>> begin SOURCE MATERIAL
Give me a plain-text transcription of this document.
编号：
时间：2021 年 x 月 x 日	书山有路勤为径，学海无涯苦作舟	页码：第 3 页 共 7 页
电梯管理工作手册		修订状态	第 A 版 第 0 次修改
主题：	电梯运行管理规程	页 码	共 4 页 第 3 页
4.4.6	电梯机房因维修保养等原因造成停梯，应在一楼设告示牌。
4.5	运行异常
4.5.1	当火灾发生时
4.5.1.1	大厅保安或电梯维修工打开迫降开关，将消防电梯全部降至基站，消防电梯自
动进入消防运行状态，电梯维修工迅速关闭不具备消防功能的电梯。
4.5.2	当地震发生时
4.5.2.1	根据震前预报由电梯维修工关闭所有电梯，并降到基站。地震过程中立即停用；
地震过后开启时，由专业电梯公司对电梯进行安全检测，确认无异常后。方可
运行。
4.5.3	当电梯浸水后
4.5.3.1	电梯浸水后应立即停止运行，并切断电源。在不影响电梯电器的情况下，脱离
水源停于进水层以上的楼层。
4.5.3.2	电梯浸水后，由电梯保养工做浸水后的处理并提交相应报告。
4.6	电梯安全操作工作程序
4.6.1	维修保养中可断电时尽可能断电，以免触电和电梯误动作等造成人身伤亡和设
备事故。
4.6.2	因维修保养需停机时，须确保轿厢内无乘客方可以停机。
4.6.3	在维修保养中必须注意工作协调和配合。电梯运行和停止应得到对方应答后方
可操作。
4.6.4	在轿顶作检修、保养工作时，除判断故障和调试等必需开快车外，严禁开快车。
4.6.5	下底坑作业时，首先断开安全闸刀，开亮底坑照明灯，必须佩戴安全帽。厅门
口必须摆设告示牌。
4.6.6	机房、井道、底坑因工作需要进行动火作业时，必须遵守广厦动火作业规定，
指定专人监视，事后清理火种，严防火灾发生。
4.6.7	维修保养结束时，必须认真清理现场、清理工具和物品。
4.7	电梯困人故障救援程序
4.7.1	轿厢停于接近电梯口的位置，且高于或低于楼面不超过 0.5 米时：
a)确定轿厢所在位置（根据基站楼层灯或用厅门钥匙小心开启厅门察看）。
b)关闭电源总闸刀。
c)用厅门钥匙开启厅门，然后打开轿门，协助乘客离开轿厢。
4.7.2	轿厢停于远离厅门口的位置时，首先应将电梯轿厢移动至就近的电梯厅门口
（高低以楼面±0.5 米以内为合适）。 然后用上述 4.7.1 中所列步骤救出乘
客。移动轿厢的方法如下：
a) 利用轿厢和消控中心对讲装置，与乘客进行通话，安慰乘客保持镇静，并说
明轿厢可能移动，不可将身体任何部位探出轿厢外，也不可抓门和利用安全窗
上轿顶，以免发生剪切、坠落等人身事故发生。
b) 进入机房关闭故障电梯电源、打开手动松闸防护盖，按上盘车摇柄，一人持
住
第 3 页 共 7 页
>> end SOURCE MATERIAL
» EXERCISE OBJECTIVE
Repeat the material word for word, in full.

» COMPLETE OUTPUT
Give me a plain-text transcription of this document.
编号：
时间：2021 年 x 月 x 日	书山有路勤为径，学海无涯苦作舟	页码：第 3 页 共 7 页
电梯管理工作手册		修订状态	第 A 版 第 0 次修改
主题：	电梯运行管理规程	页 码	共 4 页 第 3 页
4.4.6	电梯机房因维修保养等原因造成停梯，应在一楼设告示牌。
4.5	运行异常
4.5.1	当火灾发生时
4.5.1.1	大厅保安或电梯维修工打开迫降开关，将消防电梯全部降至基站，消防电梯自
动进入消防运行状态，电梯维修工迅速关闭不具备消防功能的电梯。
4.5.2	当地震发生时
4.5.2.1	根据震前预报由电梯维修工关闭所有电梯，并降到基站。地震过程中立即停用；
地震过后开启时，由专业电梯公司对电梯进行安全检测，确认无异常后。方可
运行。
4.5.3	当电梯浸水后
4.5.3.1	电梯浸水后应立即停止运行，并切断电源。在不影响电梯电器的情况下，脱离
水源停于进水层以上的楼层。
4.5.3.2	电梯浸水后，由电梯保养工做浸水后的处理并提交相应报告。
4.6	电梯安全操作工作程序
4.6.1	维修保养中可断电时尽可能断电，以免触电和电梯误动作等造成人身伤亡和设
备事故。
4.6.2	因维修保养需停机时，须确保轿厢内无乘客方可以停机。
4.6.3	在维修保养中必须注意工作协调和配合。电梯运行和停止应得到对方应答后方
可操作。
4.6.4	在轿顶作检修、保养工作时，除判断故障和调试等必需开快车外，严禁开快车。
4.6.5	下底坑作业时，首先断开安全闸刀，开亮底坑照明灯，必须佩戴安全帽。厅门
口必须摆设告示牌。
4.6.6	机房、井道、底坑因工作需要进行动火作业时，必须遵守广厦动火作业规定，
指定专人监视，事后清理火种，严防火灾发生。
4.6.7	维修保养结束时，必须认真清理现场、清理工具和物品。
4.7	电梯困人故障救援程序
4.7.1	轿厢停于接近电梯口的位置，且高于或低于楼面不超过 0.5 米时：
a)确定轿厢所在位置（根据基站楼层灯或用厅门钥匙小心开启厅门察看）。
b)关闭电源总闸刀。
c)用厅门钥匙开启厅门，然后打开轿门，协助乘客离开轿厢。
4.7.2	轿厢停于远离厅门口的位置时，首先应将电梯轿厢移动至就近的电梯厅门口
（高低以楼面±0.5 米以内为合适）。 然后用上述 4.7.1 中所列步骤救出乘
客。移动轿厢的方法如下：
a) 利用轿厢和消控中心对讲装置，与乘客进行通话，安慰乘客保持镇静，并说
明轿厢可能移动，不可将身体任何部位探出轿厢外，也不可抓门和利用安全窗
上轿顶，以免发生剪切、坠落等人身事故发生。
b) 进入机房关闭故障电梯电源、打开手动松闸防护盖，按上盘车摇柄，一人持
住
第 3 页 共 7 页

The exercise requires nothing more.